* **Exercise details**
Each entry must be given again exactly; images do not belong in the copy.

>> START

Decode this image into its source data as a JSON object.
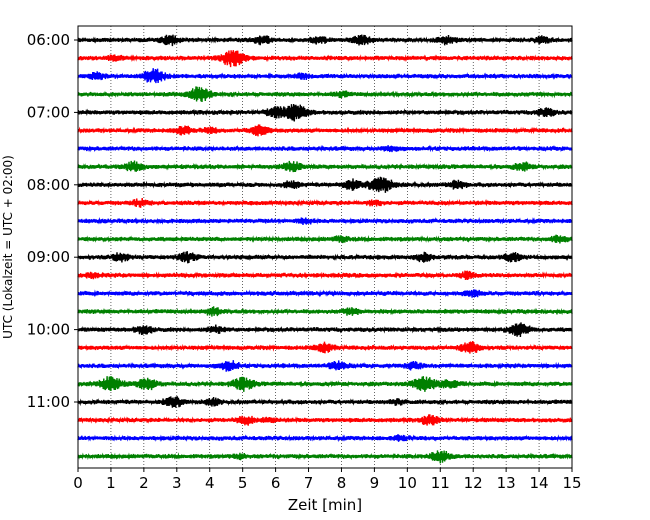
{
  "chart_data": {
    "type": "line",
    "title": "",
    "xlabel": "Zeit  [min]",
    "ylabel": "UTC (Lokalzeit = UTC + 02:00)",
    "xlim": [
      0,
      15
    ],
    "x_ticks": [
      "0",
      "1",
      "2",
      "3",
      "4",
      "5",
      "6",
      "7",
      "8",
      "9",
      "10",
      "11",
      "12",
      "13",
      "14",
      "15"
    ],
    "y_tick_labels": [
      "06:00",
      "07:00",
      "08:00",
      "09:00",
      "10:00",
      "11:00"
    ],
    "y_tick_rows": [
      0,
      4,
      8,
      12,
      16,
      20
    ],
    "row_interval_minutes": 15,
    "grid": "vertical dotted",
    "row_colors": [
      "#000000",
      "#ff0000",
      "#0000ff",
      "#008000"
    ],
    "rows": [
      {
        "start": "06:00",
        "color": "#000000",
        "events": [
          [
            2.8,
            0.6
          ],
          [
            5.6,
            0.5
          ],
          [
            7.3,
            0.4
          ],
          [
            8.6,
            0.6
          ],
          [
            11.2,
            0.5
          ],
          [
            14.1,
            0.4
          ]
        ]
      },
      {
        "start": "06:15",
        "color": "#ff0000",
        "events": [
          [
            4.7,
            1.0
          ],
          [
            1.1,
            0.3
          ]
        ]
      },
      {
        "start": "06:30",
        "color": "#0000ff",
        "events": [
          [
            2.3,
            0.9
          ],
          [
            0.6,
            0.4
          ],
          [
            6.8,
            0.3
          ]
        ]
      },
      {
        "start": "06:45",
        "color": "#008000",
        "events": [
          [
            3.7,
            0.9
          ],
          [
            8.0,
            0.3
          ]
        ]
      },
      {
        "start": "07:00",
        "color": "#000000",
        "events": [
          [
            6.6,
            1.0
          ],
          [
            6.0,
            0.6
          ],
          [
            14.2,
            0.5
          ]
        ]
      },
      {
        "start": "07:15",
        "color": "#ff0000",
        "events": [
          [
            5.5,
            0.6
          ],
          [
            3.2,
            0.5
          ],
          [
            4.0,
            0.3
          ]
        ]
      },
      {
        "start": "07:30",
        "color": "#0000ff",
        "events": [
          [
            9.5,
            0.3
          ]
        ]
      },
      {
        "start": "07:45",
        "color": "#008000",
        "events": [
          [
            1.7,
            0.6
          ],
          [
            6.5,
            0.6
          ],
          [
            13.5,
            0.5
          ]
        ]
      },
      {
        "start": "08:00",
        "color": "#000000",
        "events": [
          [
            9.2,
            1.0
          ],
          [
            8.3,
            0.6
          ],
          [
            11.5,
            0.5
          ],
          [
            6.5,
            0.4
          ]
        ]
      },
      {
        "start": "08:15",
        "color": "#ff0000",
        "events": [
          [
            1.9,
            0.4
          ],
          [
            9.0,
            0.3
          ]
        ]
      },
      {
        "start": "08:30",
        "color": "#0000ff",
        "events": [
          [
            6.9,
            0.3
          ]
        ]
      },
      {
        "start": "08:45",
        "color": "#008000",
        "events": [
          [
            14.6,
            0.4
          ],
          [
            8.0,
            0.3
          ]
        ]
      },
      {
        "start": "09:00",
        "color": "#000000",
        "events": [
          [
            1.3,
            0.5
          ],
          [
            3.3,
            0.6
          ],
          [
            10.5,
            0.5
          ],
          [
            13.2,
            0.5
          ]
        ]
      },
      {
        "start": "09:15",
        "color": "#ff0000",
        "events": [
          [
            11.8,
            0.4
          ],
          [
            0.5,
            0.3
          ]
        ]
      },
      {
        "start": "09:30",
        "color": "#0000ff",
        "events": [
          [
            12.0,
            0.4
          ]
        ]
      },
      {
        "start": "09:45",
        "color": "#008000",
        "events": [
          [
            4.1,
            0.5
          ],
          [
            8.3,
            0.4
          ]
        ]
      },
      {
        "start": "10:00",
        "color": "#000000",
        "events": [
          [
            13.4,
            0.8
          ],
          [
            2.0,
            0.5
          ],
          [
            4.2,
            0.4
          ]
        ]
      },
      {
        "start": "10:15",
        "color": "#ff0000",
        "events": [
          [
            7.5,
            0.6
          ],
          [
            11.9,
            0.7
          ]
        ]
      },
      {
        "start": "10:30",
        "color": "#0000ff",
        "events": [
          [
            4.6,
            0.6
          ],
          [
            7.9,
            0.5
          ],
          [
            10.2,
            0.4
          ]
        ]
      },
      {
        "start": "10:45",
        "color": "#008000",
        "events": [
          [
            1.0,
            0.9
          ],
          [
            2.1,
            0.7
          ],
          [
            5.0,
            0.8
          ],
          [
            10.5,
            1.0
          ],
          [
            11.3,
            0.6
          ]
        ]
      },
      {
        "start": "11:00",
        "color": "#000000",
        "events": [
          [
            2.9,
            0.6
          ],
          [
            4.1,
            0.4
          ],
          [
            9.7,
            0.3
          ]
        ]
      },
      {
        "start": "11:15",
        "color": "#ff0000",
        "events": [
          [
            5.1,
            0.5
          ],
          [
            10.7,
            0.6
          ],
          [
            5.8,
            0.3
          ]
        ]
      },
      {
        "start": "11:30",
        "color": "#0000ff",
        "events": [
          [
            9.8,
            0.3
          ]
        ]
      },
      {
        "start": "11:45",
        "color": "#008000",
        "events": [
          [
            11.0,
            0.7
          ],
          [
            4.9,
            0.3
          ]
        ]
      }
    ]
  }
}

>> END

* **Reply to the task**
Decode this image into its source data as a JSON object.
{
  "chart_data": {
    "type": "line",
    "title": "",
    "xlabel": "Zeit  [min]",
    "ylabel": "UTC (Lokalzeit = UTC + 02:00)",
    "xlim": [
      0,
      15
    ],
    "x_ticks": [
      "0",
      "1",
      "2",
      "3",
      "4",
      "5",
      "6",
      "7",
      "8",
      "9",
      "10",
      "11",
      "12",
      "13",
      "14",
      "15"
    ],
    "y_tick_labels": [
      "06:00",
      "07:00",
      "08:00",
      "09:00",
      "10:00",
      "11:00"
    ],
    "y_tick_rows": [
      0,
      4,
      8,
      12,
      16,
      20
    ],
    "row_interval_minutes": 15,
    "grid": "vertical dotted",
    "row_colors": [
      "#000000",
      "#ff0000",
      "#0000ff",
      "#008000"
    ],
    "rows": [
      {
        "start": "06:00",
        "color": "#000000",
        "events": [
          [
            2.8,
            0.6
          ],
          [
            5.6,
            0.5
          ],
          [
            7.3,
            0.4
          ],
          [
            8.6,
            0.6
          ],
          [
            11.2,
            0.5
          ],
          [
            14.1,
            0.4
          ]
        ]
      },
      {
        "start": "06:15",
        "color": "#ff0000",
        "events": [
          [
            4.7,
            1.0
          ],
          [
            1.1,
            0.3
          ]
        ]
      },
      {
        "start": "06:30",
        "color": "#0000ff",
        "events": [
          [
            2.3,
            0.9
          ],
          [
            0.6,
            0.4
          ],
          [
            6.8,
            0.3
          ]
        ]
      },
      {
        "start": "06:45",
        "color": "#008000",
        "events": [
          [
            3.7,
            0.9
          ],
          [
            8.0,
            0.3
          ]
        ]
      },
      {
        "start": "07:00",
        "color": "#000000",
        "events": [
          [
            6.6,
            1.0
          ],
          [
            6.0,
            0.6
          ],
          [
            14.2,
            0.5
          ]
        ]
      },
      {
        "start": "07:15",
        "color": "#ff0000",
        "events": [
          [
            5.5,
            0.6
          ],
          [
            3.2,
            0.5
          ],
          [
            4.0,
            0.3
          ]
        ]
      },
      {
        "start": "07:30",
        "color": "#0000ff",
        "events": [
          [
            9.5,
            0.3
          ]
        ]
      },
      {
        "start": "07:45",
        "color": "#008000",
        "events": [
          [
            1.7,
            0.6
          ],
          [
            6.5,
            0.6
          ],
          [
            13.5,
            0.5
          ]
        ]
      },
      {
        "start": "08:00",
        "color": "#000000",
        "events": [
          [
            9.2,
            1.0
          ],
          [
            8.3,
            0.6
          ],
          [
            11.5,
            0.5
          ],
          [
            6.5,
            0.4
          ]
        ]
      },
      {
        "start": "08:15",
        "color": "#ff0000",
        "events": [
          [
            1.9,
            0.4
          ],
          [
            9.0,
            0.3
          ]
        ]
      },
      {
        "start": "08:30",
        "color": "#0000ff",
        "events": [
          [
            6.9,
            0.3
          ]
        ]
      },
      {
        "start": "08:45",
        "color": "#008000",
        "events": [
          [
            14.6,
            0.4
          ],
          [
            8.0,
            0.3
          ]
        ]
      },
      {
        "start": "09:00",
        "color": "#000000",
        "events": [
          [
            1.3,
            0.5
          ],
          [
            3.3,
            0.6
          ],
          [
            10.5,
            0.5
          ],
          [
            13.2,
            0.5
          ]
        ]
      },
      {
        "start": "09:15",
        "color": "#ff0000",
        "events": [
          [
            11.8,
            0.4
          ],
          [
            0.5,
            0.3
          ]
        ]
      },
      {
        "start": "09:30",
        "color": "#0000ff",
        "events": [
          [
            12.0,
            0.4
          ]
        ]
      },
      {
        "start": "09:45",
        "color": "#008000",
        "events": [
          [
            4.1,
            0.5
          ],
          [
            8.3,
            0.4
          ]
        ]
      },
      {
        "start": "10:00",
        "color": "#000000",
        "events": [
          [
            13.4,
            0.8
          ],
          [
            2.0,
            0.5
          ],
          [
            4.2,
            0.4
          ]
        ]
      },
      {
        "start": "10:15",
        "color": "#ff0000",
        "events": [
          [
            7.5,
            0.6
          ],
          [
            11.9,
            0.7
          ]
        ]
      },
      {
        "start": "10:30",
        "color": "#0000ff",
        "events": [
          [
            4.6,
            0.6
          ],
          [
            7.9,
            0.5
          ],
          [
            10.2,
            0.4
          ]
        ]
      },
      {
        "start": "10:45",
        "color": "#008000",
        "events": [
          [
            1.0,
            0.9
          ],
          [
            2.1,
            0.7
          ],
          [
            5.0,
            0.8
          ],
          [
            10.5,
            1.0
          ],
          [
            11.3,
            0.6
          ]
        ]
      },
      {
        "start": "11:00",
        "color": "#000000",
        "events": [
          [
            2.9,
            0.6
          ],
          [
            4.1,
            0.4
          ],
          [
            9.7,
            0.3
          ]
        ]
      },
      {
        "start": "11:15",
        "color": "#ff0000",
        "events": [
          [
            5.1,
            0.5
          ],
          [
            10.7,
            0.6
          ],
          [
            5.8,
            0.3
          ]
        ]
      },
      {
        "start": "11:30",
        "color": "#0000ff",
        "events": [
          [
            9.8,
            0.3
          ]
        ]
      },
      {
        "start": "11:45",
        "color": "#008000",
        "events": [
          [
            11.0,
            0.7
          ],
          [
            4.9,
            0.3
          ]
        ]
      }
    ]
  }
}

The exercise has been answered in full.